Exercise description -> Pull every line with the word "title" out of the entries below.

----------------------------------------

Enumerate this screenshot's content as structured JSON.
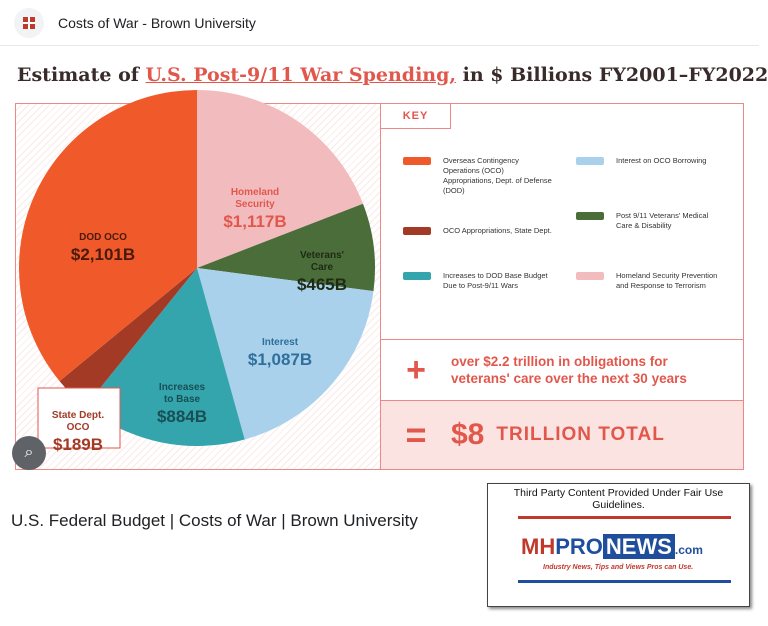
{
  "header": {
    "site": "Costs of War - Brown University"
  },
  "title": {
    "pre": "Estimate of ",
    "highlight": "U.S. Post-9/11 War Spending,",
    "post": " in $ Billions FY2001–FY2022"
  },
  "key": {
    "label": "KEY",
    "items": [
      {
        "text": "Overseas Contingency Operations (OCO) Appropriations, Dept. of Defense (DOD)",
        "color": "#f05a2a"
      },
      {
        "text": "OCO Appropriations, State Dept.",
        "color": "#a33a26"
      },
      {
        "text": "Increases to DOD Base Budget Due to Post-9/11 Wars",
        "color": "#35a5ad"
      },
      {
        "text": "Interest on OCO Borrowing",
        "color": "#a9d1ec"
      },
      {
        "text": "Post 9/11 Veterans' Medical Care & Disability",
        "color": "#4a6d3a"
      },
      {
        "text": "Homeland Security Prevention and Response to Terrorism",
        "color": "#f2bcbf"
      }
    ]
  },
  "plus": {
    "symbol": "+",
    "text": "over $2.2 trillion in obligations for veterans' care over the next 30 years"
  },
  "total": {
    "symbol": "=",
    "amount": "$8",
    "label": "TRILLION TOTAL"
  },
  "chart_data": {
    "type": "pie",
    "title": "Estimate of U.S. Post-9/11 War Spending, in $ Billions FY2001–FY2022",
    "units": "$ Billions",
    "slices": [
      {
        "label": "Homeland Security",
        "value": 1117,
        "display": "$1,117B",
        "color": "#f2bcbf",
        "text_color": "#e2574c"
      },
      {
        "label": "Veterans' Care",
        "value": 465,
        "display": "$465B",
        "color": "#4a6d3a",
        "text_color": "#1e2a14"
      },
      {
        "label": "Interest",
        "value": 1087,
        "display": "$1,087B",
        "color": "#a9d1ec",
        "text_color": "#2f6f9a"
      },
      {
        "label": "Increases to Base",
        "value": 884,
        "display": "$884B",
        "color": "#35a5ad",
        "text_color": "#174f54"
      },
      {
        "label": "State Dept. OCO",
        "value": 189,
        "display": "$189B",
        "color": "#a33a26",
        "text_color": "#a33a26"
      },
      {
        "label": "DOD OCO",
        "value": 2101,
        "display": "$2,101B",
        "color": "#f05a2a",
        "text_color": "#4a1a0c"
      }
    ]
  },
  "caption": "U.S. Federal Budget | Costs of War | Brown University",
  "logo": {
    "fair_use": "Third Party Content Provided Under Fair Use Guidelines.",
    "name": "MHPRONEWS.com",
    "tagline": "Industry News, Tips and Views Pros can Use."
  }
}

----------------------------------------

Full answer ->
  "title": {
    "title": "Estimate of U.S. Post-9/11 War Spending, in $ Billions FY2001–FY2022",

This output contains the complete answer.